* **What you need to do**
Find the string "november" in the entries and copy each line that has it.

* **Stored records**
□ □ □ □ □ □ □
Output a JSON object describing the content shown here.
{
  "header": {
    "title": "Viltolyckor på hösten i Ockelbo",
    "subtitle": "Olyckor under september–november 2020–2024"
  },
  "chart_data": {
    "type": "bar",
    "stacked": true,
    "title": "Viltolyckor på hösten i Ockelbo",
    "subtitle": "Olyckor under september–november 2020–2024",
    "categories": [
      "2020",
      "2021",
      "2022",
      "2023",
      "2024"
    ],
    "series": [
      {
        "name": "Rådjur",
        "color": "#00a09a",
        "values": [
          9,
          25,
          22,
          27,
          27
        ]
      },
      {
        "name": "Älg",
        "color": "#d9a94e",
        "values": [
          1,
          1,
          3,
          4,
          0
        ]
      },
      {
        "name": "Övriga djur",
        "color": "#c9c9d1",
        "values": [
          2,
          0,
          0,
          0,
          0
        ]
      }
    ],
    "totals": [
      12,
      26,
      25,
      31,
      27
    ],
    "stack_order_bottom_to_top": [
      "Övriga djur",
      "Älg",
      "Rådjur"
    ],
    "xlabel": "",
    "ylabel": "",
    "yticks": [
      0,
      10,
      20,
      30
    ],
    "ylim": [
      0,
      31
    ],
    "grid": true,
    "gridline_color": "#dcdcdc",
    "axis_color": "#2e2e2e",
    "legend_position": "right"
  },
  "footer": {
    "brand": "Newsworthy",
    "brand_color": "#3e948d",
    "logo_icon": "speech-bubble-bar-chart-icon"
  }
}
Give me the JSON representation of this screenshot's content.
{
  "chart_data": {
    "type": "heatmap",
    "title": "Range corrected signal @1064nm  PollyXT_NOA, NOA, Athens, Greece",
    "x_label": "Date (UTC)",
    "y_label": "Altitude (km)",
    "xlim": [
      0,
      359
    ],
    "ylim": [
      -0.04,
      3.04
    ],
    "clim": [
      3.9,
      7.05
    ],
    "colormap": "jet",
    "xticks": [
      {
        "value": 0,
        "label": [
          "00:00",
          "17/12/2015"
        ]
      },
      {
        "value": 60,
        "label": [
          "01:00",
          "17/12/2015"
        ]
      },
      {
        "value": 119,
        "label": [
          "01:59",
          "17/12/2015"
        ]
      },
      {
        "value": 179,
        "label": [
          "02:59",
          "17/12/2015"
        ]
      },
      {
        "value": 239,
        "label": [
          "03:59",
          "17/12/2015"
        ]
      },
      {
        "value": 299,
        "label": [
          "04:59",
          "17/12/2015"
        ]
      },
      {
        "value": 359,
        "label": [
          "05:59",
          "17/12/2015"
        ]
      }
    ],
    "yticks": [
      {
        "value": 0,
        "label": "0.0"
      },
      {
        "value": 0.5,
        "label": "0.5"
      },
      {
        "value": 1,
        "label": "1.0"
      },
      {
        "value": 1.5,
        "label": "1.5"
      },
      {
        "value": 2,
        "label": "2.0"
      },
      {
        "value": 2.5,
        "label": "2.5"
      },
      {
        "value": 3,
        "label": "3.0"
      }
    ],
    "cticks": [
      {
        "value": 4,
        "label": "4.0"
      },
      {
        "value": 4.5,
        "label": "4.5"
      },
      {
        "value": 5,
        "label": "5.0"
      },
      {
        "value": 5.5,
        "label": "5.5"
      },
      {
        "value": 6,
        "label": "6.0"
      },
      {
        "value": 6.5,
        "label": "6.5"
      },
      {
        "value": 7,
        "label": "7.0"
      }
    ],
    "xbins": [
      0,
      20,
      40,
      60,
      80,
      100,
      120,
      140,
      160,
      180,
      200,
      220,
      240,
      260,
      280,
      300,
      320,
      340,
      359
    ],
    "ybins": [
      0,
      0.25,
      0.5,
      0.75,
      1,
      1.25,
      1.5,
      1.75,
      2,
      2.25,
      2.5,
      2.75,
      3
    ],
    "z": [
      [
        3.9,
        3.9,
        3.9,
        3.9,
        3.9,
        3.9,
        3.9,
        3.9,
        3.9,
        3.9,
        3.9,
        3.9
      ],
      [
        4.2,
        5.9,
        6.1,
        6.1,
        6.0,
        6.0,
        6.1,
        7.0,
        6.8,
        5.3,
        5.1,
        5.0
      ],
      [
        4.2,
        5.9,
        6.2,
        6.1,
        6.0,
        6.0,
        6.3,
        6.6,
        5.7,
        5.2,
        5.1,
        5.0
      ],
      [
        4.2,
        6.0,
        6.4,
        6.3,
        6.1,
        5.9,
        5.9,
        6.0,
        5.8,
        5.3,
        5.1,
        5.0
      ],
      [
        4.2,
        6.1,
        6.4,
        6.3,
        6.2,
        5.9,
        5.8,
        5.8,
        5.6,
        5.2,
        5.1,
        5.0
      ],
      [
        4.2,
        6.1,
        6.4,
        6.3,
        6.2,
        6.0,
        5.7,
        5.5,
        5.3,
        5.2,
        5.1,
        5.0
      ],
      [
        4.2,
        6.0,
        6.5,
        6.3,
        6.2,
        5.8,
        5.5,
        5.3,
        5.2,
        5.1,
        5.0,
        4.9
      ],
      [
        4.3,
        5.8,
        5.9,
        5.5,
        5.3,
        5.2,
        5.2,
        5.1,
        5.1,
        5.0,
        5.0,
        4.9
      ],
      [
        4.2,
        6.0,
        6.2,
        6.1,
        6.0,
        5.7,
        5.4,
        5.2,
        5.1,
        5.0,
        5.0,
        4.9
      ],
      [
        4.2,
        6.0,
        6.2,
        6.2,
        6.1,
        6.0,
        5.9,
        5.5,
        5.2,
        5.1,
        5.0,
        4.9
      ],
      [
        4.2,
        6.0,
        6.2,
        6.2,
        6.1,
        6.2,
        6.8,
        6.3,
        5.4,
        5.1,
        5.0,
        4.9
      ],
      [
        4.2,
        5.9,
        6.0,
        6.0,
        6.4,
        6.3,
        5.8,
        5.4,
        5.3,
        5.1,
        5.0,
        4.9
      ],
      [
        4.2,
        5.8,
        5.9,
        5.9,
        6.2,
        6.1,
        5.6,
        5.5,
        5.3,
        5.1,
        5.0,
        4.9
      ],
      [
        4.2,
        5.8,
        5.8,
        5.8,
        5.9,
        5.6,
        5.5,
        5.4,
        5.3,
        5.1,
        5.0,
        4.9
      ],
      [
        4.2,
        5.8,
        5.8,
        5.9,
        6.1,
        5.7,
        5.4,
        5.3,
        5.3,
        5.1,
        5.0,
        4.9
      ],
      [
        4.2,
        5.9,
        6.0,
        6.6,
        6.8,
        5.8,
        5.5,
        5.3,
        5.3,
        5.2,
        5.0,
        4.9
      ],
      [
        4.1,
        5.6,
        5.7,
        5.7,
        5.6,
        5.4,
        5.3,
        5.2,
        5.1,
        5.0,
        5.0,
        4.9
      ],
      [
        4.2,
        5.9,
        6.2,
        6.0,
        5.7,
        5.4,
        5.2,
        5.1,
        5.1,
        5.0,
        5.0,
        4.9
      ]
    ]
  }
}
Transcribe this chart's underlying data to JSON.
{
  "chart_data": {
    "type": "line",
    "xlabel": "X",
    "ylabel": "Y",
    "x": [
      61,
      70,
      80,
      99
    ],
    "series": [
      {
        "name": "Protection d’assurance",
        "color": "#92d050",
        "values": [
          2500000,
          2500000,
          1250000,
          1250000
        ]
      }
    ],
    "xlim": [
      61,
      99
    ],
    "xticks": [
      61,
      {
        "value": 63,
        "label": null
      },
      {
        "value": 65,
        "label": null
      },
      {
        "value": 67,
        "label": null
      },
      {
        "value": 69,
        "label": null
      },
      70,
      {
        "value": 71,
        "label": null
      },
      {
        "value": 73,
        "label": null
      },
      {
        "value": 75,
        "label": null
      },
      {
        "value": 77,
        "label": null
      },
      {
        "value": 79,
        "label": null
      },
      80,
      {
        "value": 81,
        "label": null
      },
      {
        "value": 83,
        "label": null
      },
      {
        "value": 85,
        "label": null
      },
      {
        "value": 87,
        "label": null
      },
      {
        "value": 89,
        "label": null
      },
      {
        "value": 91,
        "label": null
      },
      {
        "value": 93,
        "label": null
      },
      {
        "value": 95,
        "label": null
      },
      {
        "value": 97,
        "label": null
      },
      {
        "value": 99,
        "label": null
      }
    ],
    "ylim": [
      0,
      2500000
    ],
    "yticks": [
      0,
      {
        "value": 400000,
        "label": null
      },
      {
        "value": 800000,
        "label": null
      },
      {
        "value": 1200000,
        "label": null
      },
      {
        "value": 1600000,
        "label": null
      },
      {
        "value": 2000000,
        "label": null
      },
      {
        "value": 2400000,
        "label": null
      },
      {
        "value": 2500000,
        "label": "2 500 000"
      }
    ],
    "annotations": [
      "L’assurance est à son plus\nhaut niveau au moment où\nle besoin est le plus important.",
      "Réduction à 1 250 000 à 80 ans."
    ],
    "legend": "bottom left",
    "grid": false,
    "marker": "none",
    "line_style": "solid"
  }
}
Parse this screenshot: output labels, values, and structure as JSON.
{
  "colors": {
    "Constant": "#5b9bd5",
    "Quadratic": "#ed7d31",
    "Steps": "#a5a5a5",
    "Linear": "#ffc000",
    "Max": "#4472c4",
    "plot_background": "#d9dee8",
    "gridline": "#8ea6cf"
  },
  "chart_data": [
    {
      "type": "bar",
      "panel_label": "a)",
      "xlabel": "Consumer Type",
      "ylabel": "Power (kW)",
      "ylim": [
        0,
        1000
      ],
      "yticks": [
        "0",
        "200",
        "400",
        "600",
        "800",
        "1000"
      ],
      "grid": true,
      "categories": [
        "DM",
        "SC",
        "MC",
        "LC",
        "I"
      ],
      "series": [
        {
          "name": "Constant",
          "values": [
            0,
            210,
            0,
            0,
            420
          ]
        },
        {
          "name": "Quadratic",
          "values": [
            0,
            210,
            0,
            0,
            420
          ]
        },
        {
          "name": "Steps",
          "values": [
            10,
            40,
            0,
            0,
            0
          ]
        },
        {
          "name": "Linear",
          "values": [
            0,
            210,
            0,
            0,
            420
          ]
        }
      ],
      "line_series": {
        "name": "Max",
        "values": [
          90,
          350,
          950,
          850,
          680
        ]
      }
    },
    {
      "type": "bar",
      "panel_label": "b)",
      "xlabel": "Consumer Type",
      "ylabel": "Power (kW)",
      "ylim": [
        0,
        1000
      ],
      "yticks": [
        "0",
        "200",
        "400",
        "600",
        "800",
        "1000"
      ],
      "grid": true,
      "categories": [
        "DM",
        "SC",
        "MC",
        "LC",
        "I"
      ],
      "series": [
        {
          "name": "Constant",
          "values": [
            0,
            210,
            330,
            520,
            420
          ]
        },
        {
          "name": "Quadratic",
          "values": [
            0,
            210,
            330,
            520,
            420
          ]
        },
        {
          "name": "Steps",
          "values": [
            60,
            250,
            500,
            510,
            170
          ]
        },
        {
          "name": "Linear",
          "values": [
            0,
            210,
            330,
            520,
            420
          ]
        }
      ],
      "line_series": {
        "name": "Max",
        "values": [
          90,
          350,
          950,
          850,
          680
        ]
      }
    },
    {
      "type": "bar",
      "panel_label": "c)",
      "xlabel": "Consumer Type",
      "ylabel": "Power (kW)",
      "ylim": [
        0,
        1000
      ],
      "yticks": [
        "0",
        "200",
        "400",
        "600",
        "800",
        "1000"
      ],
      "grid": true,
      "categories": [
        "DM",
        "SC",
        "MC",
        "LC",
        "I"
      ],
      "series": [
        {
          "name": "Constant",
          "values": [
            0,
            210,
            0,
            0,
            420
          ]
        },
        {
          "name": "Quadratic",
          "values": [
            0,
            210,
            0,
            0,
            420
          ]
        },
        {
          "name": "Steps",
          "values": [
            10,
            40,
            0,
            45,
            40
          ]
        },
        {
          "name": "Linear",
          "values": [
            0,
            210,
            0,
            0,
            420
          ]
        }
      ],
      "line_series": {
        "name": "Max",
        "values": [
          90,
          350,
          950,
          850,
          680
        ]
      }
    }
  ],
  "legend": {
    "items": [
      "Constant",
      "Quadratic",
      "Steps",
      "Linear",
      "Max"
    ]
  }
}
□ □ □ □ □ □ □
* **Answer to this problem**
    "subtitle": "Olyckor under september–november 2020–2024"
    "subtitle": "Olyckor under september–november 2020–2024",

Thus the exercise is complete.